Tasks to carry out:
**a.** In the passage on subarachnoid hemorrhage and Alzheimer's disease, what is named as the most prevalent cause of age-related dementia?
**b.** Rewrite the passage on subarachnoid hemorrhage and Alzheimer's disease from "According to the" up to and including "potentially cytotoxic molecules.", swapping "astrocytes" for "oligodendrocytes" wherever it appears.
**c.** Decide whether each statement agrees with the passage on subarachnoid hemorrhage and Alzheimer's disease. Answer yes or no for each, and quote the words of the passage that decide it.
(i) Delayed cerebral vasospasm results from prolonged contraction of vascular smooth muscles.
(ii) In Alzheimer's disease, senile plaques and neurofibrillary tangles appear before cognitive deficits.
(iii) Surgical management and pharmacotherapy for subarachnoid hemorrhage have so far proved satisfactory.

Reading passage:
The subarachnoid hemmorrhage accounts for approximately 27% of all stroke-related years of potential life lost before the age of 65 [34]. The early stage of subarachnoid hemorrhage, manifested by intracranial bleeding between the pial and the arachnoid membranes, leads to an increase in intracranial pressure, disruption of BBB, edema formation, activation of inflammatory and apoptotic processes [35]. Next, delayed cerebral vasospasm (CVS) occurs due to prolonged contraction of vascular smooth muscles. Despite advances in diagnosis, almost half of the survivors suffers from long-term effects of stroke i.e. impaired cognitive, visuospastial, language and sensorimotor functions [36]. So far, the method of SAH treatment including surgical management or pharmacotherapy has not been satisfactory. Therefore, new therapeutic strategies are still being searched for. They focus on alleviating pathogenic processes attending in the early brain injury (EBI) and in the development of delayed cerebral vascular spasm.

Similarly as in the case of ischemic stroke, imatinib, due to inhibition of PDGF signaling, produces a therapeutic effect reflected by decreases in SAH-induced BBB disruption, edema formation and pathogenesis of CVS [37, 38]. Moreover, more detailed mechanisms resulting from PDGF inhibition have been ascribed to each of the therapeutic effects produced by the drug, as e.g. increase in BBB integrity, drop in edema formation - to inhibition of JNK/c-Jun-mediated MMP-9 (matrix metalloproteinase 9), and prevention of the occurrence of CVS - to normalization of the tenascin-C expression [37]. The benefits of imatinib treatment have also been attributed to its anti-inflammatory actions which included inhibition of leukocyte migration through the BBB and a broad reduction of cytokines and their receptors [37].

ALZHEIMER’S DISEASE (AD)

Alzheimer’s disease is the most prevalent cause of age-related dementia. It is characterized clinically by cognitive loss in two or more domains, including memory, language, calculations, orientation and judgment. Cognitive deficits resulting from synaptic malfunction or synaptic loss are the first signs of AD which occur well before the development of disease-specific histopathology, manifested by appearance of senile plaques (extracellular amyloid β (Aβ) deposition) and neurofibrillary tangles [39].

According to the present opinion AD pathogenesis cannot be restricted to the neuronal compartment. An important role is also ascribed to immunological mechanisms in the brain in which participate astrocytes and microglia [40]. Activation of both types of glial cells (a distinctive feature of AD) by aggregated proteins triggers an immune response characterized by release of versatile inflammatory mediators which contribute to disease progression and severity. Microglia and astrocytes are arguably the major source of cytokines in Alzheimer's disease. Due to exposure to Aβ, they release cardinal pro-inflammatory interleukins (TNF α, interleukin 1 β), nitric oxide and other potentially cytotoxic molecules.

Listed entries:
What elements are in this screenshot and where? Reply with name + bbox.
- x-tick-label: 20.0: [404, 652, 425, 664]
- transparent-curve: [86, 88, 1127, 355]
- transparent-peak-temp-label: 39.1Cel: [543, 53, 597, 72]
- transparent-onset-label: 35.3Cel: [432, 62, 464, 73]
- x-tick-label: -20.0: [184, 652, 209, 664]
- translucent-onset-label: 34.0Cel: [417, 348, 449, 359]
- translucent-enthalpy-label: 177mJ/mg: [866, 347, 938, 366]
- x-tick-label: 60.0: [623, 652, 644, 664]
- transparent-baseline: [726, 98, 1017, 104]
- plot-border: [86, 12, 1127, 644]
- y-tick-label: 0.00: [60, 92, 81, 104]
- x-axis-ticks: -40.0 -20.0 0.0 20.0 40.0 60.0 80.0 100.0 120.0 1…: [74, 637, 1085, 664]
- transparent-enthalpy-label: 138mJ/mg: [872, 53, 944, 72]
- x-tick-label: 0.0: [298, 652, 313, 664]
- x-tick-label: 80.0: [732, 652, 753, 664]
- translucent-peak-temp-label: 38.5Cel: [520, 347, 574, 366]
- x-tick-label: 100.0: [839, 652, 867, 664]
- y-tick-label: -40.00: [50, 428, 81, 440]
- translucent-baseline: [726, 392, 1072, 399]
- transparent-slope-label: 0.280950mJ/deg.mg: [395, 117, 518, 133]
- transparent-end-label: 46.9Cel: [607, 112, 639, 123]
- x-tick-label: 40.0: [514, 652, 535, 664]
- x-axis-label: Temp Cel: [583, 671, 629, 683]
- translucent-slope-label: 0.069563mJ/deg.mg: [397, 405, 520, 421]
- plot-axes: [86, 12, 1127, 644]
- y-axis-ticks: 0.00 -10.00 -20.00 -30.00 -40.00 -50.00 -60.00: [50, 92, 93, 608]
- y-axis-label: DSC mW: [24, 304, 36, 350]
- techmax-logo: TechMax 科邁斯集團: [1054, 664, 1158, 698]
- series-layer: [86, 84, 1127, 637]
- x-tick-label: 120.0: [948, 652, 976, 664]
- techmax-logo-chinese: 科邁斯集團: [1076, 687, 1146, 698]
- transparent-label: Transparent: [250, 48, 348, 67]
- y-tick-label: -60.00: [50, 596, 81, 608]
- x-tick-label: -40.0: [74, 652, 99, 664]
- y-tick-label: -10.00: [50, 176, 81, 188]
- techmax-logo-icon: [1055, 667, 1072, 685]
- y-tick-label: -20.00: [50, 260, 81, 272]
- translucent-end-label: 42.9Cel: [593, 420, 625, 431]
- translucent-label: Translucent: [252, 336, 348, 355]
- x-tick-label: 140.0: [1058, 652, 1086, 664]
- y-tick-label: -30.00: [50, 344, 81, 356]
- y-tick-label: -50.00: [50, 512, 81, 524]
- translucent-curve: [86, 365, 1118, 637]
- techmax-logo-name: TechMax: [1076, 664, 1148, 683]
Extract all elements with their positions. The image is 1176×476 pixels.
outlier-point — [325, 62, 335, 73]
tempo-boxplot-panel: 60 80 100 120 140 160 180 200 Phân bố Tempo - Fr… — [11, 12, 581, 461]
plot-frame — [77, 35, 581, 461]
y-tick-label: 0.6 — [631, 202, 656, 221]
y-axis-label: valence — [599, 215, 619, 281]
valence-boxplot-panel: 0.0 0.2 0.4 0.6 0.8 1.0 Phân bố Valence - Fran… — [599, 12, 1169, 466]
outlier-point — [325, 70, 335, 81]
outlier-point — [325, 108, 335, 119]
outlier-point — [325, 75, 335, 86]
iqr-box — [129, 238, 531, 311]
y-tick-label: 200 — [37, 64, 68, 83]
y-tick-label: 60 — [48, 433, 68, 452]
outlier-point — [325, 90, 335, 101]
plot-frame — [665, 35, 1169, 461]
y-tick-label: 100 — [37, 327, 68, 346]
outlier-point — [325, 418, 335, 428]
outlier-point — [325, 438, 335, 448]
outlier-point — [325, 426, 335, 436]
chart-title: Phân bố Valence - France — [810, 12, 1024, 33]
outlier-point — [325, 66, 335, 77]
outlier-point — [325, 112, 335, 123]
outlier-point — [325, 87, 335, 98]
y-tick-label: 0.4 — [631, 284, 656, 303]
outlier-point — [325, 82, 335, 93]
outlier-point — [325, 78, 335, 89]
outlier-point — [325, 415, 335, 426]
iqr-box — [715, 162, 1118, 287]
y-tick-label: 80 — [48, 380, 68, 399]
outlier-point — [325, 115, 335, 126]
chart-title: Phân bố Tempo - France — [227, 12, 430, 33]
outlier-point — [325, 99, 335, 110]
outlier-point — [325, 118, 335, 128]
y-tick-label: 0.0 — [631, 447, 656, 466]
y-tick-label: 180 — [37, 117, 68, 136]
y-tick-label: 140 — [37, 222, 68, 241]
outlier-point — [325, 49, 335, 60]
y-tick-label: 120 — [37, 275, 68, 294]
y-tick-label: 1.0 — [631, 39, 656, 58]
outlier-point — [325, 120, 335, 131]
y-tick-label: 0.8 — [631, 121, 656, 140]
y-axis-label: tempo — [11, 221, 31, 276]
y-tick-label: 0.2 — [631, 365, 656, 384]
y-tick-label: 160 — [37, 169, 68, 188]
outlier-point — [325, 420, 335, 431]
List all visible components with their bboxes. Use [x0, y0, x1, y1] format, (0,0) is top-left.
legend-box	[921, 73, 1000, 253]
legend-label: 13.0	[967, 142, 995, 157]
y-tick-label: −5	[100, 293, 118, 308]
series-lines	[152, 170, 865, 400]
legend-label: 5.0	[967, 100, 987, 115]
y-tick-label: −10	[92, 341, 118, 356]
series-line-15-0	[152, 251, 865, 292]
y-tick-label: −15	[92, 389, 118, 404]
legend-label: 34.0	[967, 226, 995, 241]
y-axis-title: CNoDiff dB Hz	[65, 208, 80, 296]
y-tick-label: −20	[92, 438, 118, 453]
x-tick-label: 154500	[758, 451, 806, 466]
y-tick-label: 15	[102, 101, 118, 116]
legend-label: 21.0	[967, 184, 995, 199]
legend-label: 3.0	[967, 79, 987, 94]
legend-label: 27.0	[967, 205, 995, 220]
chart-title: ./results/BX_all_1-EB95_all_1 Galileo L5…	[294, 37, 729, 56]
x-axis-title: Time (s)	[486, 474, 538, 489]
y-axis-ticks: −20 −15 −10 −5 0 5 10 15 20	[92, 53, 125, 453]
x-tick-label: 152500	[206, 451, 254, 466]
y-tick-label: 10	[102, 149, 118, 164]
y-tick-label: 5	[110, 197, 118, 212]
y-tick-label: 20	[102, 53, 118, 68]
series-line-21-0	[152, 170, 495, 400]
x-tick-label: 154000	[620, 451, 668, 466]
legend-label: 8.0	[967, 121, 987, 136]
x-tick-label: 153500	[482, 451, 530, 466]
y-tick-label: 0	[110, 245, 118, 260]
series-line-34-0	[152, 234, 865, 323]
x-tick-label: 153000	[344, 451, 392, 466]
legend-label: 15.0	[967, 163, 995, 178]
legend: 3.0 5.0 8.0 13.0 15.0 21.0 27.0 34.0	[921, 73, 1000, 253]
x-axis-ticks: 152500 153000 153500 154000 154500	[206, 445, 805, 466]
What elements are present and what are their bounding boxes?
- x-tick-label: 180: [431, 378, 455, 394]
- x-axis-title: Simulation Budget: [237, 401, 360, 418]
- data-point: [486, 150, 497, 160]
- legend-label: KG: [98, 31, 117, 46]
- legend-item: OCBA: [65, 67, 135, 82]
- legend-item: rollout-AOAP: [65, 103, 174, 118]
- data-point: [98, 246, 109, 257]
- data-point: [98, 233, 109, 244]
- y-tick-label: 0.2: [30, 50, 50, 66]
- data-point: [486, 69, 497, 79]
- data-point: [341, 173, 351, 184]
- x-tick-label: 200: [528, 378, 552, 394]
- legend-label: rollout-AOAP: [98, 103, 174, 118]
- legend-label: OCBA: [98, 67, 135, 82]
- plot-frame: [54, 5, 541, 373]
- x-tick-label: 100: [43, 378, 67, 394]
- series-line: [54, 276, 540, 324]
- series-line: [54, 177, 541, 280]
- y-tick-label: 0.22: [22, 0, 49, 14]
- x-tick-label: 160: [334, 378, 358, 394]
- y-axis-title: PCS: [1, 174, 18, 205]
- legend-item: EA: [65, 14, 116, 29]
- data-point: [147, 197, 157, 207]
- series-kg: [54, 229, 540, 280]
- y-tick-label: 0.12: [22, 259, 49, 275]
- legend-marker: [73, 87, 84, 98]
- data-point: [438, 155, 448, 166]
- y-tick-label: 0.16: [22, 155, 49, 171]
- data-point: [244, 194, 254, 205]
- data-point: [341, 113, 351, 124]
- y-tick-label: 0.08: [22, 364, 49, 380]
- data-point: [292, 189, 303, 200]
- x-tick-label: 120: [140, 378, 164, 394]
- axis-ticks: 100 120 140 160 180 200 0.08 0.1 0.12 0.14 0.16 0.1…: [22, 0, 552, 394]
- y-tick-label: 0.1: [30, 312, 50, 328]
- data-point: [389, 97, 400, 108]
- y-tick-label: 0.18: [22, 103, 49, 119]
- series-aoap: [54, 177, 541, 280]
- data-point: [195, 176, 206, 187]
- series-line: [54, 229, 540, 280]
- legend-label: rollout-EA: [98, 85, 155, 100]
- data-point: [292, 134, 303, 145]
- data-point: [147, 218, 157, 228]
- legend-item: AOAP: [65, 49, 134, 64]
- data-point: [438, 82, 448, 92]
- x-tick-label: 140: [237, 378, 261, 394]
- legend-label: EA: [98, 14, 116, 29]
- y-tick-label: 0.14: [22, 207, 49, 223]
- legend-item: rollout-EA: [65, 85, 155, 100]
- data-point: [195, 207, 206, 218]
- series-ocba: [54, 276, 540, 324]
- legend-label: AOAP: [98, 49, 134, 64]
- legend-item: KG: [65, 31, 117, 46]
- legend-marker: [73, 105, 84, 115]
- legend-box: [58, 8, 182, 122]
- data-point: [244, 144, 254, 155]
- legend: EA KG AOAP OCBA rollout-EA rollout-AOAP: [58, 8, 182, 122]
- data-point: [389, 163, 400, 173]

Results of the tasks:
**a.** Alzheimer's disease.

**b.**
According to the present opinion AD pathogenesis cannot be restricted to the neuronal compartment. An important role is also ascribed to immunological mechanisms in the brain in which participate oligodendrocytes and microglia [40]. Activation of both types of glial cells (a distinctive feature of AD) by aggregated proteins triggers an immune response characterized by release of versatile inflammatory mediators which contribute to disease progression and severity. Microglia and oligodendrocytes are arguably the major source of cytokines in Alzheimer's disease. Due to exposure to Aβ, they release cardinal pro-inflammatory interleukins (TNF α, interleukin 1 β), nitric oxide and other potentially cytotoxic molecules.

**c.**
(i) Yes: "delayed cerebral vasospasm (CVS) occurs due to prolonged contraction of vascular smooth muscles"
(ii) No: "Cognitive deficits resulting from synaptic malfunction or synaptic loss are the first signs of AD which occur well before the development of disease-specific histopathology"
(iii) No: "So far, the method of SAH treatment including surgical management or pharmacotherapy has not been satisfactory."